==== Records shown ====
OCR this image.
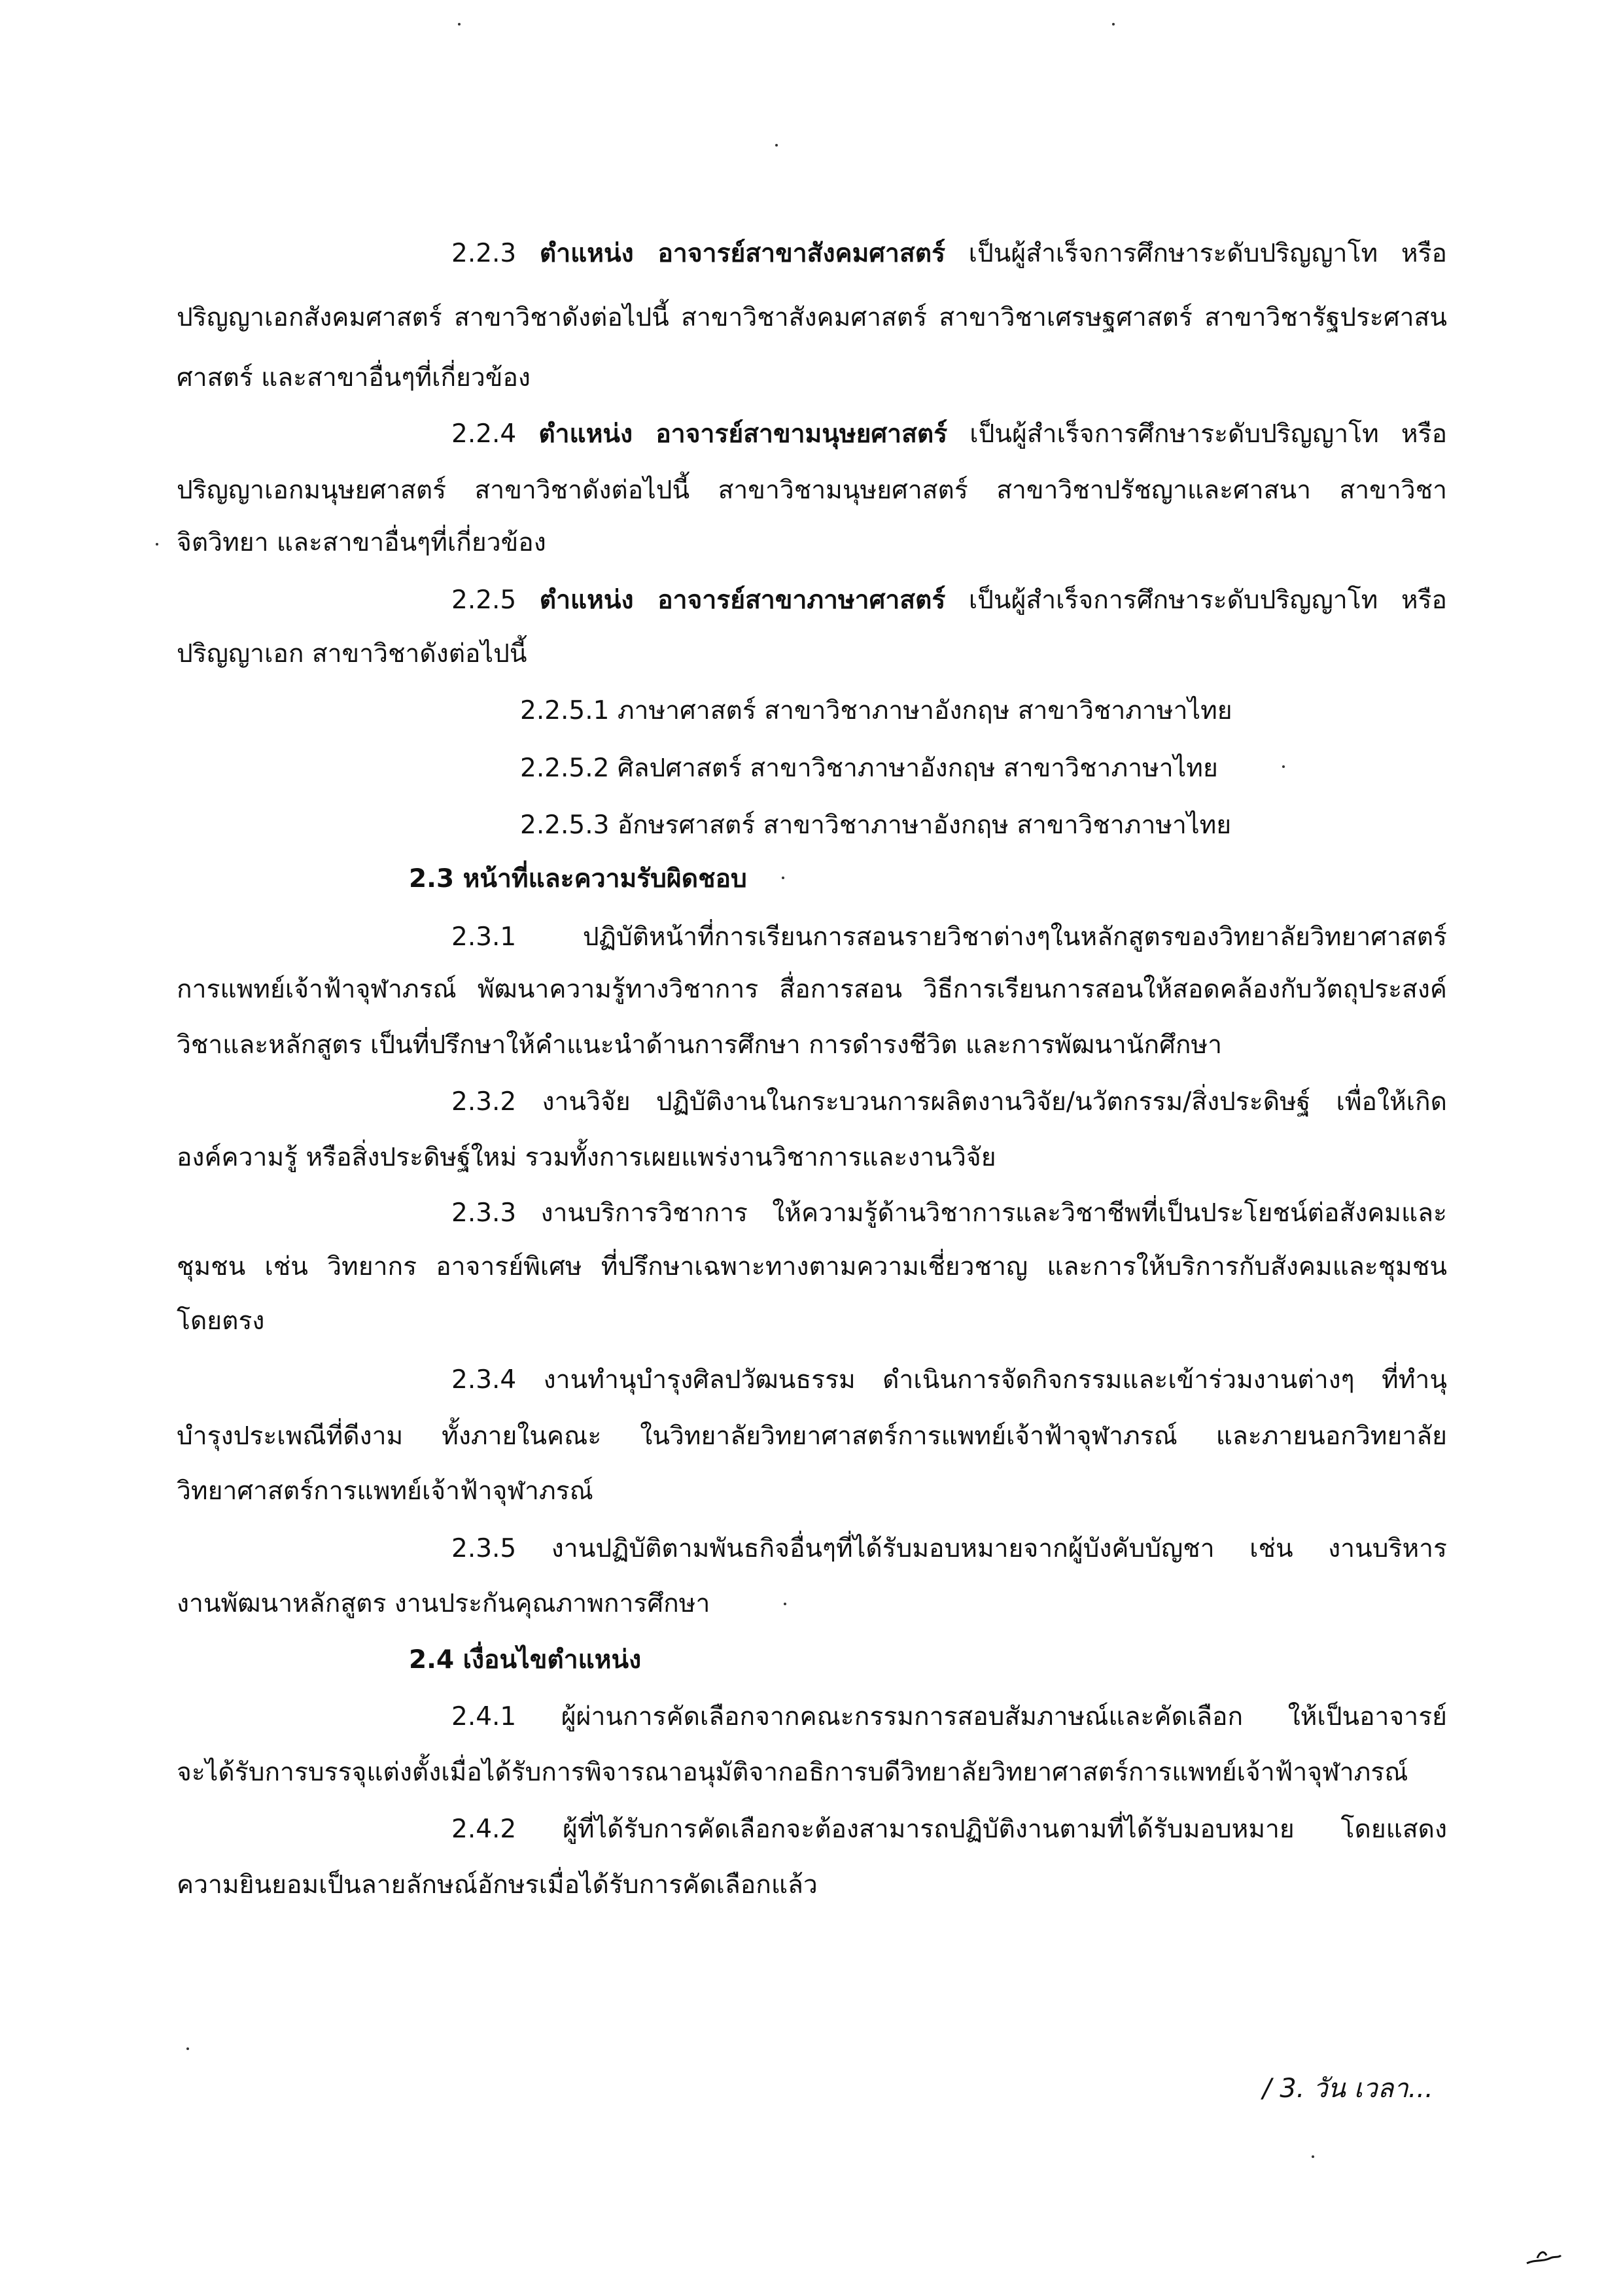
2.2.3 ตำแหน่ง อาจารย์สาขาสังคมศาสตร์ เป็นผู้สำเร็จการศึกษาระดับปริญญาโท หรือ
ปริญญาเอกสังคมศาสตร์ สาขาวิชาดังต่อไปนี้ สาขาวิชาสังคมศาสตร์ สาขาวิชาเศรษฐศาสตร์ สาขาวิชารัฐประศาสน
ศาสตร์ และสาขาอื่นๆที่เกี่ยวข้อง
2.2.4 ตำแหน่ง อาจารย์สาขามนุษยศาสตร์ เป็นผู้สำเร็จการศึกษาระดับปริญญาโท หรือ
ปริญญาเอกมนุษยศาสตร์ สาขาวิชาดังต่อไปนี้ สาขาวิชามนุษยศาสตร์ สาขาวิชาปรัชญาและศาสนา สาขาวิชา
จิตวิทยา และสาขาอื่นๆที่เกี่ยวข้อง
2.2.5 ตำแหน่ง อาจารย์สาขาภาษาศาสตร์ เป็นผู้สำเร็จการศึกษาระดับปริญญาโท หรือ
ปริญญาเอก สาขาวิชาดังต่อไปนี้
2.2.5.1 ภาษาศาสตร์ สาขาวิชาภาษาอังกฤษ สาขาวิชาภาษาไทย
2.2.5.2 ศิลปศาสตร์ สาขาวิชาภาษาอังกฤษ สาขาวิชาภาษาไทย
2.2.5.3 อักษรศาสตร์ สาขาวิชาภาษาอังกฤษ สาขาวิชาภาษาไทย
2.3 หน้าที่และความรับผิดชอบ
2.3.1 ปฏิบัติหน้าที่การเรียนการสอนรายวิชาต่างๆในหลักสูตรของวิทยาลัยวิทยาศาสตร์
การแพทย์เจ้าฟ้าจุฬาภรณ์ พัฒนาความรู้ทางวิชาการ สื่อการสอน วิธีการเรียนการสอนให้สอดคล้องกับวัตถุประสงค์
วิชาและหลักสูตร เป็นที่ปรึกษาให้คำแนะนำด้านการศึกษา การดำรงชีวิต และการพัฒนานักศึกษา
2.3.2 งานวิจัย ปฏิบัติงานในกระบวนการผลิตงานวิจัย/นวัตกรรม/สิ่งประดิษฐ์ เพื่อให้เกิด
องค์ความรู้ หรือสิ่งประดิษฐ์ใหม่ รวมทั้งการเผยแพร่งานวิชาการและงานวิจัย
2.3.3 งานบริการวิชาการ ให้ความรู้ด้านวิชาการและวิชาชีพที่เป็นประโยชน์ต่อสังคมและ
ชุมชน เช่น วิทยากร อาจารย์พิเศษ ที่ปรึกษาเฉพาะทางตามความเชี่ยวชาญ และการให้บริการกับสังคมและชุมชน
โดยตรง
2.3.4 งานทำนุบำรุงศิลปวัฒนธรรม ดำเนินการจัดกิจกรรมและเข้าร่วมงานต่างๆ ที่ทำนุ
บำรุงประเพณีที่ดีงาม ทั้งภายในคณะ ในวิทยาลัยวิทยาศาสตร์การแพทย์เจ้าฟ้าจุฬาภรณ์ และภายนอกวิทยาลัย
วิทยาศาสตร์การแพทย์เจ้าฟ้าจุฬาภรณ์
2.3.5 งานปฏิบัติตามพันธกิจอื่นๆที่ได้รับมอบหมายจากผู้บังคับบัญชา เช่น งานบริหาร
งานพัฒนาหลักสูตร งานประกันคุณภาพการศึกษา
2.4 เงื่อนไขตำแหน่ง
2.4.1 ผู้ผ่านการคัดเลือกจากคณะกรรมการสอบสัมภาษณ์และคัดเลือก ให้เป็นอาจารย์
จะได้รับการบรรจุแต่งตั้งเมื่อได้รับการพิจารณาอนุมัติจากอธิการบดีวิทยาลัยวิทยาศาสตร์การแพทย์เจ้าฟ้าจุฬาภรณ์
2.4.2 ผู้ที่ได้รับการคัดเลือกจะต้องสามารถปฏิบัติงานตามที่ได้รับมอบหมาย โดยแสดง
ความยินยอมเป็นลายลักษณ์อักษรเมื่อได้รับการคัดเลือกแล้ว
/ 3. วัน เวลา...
====
==== Records shown ====
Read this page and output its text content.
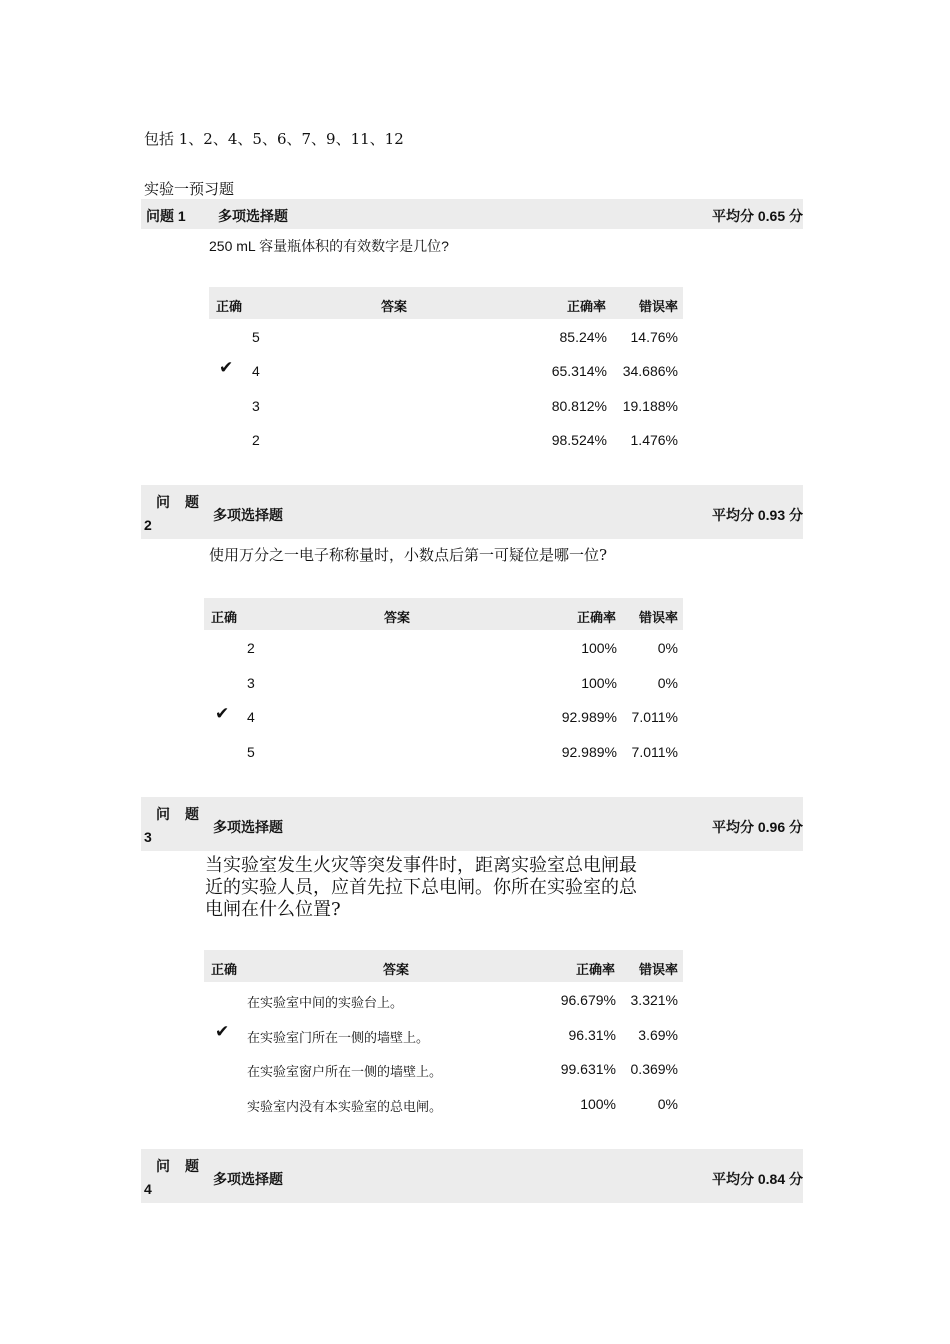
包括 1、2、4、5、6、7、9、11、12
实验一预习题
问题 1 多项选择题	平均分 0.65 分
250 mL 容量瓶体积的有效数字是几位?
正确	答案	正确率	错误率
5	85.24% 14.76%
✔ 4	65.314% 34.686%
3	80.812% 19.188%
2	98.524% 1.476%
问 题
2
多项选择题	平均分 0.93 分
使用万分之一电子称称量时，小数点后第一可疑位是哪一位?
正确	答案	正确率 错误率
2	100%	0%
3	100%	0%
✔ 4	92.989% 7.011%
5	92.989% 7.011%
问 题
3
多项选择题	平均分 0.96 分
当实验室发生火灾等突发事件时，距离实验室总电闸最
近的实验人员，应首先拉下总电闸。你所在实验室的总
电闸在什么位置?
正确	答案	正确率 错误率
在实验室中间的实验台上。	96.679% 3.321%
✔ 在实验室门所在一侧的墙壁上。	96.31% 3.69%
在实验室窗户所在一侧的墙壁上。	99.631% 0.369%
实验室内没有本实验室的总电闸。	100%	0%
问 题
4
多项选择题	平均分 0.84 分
====
Task instructions:
Only the number is wanted: how many lines in the entries above contain the word "บการค"?

Answer:
2